## begin Stored rows
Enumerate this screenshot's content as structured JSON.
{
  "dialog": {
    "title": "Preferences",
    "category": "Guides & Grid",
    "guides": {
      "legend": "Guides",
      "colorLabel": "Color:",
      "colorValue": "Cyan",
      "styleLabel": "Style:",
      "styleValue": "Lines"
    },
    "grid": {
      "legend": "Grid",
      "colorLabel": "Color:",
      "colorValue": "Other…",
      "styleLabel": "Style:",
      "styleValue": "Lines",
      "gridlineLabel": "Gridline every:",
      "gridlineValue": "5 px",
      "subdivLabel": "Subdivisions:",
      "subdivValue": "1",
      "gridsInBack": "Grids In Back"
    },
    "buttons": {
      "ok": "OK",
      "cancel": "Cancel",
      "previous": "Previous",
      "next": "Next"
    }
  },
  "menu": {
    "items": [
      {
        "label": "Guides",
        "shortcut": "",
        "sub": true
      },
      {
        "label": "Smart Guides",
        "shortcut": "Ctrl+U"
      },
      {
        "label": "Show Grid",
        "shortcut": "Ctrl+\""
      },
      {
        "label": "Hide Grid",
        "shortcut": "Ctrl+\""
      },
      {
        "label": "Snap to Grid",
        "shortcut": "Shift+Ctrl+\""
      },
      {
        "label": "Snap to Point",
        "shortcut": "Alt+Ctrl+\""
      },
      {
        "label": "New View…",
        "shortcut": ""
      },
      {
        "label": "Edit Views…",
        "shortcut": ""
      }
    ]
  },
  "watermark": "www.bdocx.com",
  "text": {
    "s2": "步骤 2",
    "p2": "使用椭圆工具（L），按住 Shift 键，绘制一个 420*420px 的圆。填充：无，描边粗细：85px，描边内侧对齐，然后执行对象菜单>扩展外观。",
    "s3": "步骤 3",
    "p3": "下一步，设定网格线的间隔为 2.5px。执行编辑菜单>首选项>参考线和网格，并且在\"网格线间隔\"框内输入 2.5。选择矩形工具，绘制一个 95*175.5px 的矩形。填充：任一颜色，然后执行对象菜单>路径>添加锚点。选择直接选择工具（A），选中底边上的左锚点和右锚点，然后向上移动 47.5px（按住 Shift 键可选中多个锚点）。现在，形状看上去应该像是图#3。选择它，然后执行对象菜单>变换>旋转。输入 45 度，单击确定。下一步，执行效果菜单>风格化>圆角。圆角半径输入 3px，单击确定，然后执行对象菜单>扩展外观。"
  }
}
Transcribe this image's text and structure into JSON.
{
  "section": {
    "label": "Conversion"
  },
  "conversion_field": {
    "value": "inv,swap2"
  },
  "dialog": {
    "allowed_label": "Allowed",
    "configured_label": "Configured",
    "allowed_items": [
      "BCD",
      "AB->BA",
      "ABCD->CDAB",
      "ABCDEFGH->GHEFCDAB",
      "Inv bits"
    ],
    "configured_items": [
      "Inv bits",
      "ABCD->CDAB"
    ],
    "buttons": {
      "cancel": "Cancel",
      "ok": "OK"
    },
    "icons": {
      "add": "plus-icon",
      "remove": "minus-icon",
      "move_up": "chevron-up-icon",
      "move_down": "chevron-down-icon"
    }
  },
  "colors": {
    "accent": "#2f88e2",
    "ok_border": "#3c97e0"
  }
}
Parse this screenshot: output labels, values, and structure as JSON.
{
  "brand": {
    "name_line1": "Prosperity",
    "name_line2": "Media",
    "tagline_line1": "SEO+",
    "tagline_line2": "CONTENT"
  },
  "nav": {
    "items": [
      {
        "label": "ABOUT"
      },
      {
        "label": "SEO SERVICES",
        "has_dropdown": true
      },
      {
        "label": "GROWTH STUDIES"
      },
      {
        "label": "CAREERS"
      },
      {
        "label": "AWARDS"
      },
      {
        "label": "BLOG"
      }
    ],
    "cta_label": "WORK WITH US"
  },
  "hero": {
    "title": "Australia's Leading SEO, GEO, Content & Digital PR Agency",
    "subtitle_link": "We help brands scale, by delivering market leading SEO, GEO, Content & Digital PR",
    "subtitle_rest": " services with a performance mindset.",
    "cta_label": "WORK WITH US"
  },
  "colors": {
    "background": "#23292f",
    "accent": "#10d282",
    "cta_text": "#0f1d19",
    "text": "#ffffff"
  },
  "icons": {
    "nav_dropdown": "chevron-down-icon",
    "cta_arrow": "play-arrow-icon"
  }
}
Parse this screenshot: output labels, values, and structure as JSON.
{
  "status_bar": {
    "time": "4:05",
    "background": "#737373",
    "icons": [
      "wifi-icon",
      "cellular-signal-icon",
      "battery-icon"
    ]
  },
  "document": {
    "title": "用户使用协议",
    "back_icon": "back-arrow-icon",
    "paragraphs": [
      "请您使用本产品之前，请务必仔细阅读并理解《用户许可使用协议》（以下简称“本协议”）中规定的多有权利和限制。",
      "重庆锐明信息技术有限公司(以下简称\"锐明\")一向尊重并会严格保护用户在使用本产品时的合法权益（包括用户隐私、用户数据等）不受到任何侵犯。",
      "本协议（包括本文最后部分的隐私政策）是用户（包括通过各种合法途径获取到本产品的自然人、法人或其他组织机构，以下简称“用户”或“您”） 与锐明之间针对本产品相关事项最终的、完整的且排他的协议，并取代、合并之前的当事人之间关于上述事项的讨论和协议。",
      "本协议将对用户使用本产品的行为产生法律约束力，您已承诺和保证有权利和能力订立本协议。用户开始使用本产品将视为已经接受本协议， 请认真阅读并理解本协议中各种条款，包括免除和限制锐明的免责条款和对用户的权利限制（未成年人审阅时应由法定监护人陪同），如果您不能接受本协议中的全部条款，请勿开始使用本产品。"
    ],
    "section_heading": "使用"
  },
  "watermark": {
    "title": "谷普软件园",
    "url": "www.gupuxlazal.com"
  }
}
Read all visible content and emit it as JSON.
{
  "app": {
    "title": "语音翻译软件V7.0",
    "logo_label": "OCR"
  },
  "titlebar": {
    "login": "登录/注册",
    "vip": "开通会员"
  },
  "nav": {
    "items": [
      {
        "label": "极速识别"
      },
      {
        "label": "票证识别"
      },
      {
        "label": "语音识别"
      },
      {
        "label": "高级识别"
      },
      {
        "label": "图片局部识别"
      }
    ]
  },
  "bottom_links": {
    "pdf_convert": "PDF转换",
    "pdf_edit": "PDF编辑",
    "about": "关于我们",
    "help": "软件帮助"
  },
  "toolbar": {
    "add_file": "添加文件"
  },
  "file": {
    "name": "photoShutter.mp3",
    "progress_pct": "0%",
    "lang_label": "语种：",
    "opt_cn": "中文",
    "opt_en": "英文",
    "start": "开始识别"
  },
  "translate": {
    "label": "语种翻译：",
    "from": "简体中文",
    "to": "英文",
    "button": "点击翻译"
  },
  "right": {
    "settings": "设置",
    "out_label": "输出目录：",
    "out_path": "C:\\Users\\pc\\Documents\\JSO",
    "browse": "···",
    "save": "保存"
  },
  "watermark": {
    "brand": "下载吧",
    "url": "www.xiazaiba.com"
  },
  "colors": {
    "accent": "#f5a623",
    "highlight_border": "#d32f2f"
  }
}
## end Stored rows
◆ Directive:
Gather and copy every line of the data in which the string "Ctrl" is found.

◆ Task solution:
        "shortcut": "Ctrl+U"
        "shortcut": "Ctrl+\""
        "shortcut": "Ctrl+\""
        "shortcut": "Shift+Ctrl+\""
        "shortcut": "Alt+Ctrl+\""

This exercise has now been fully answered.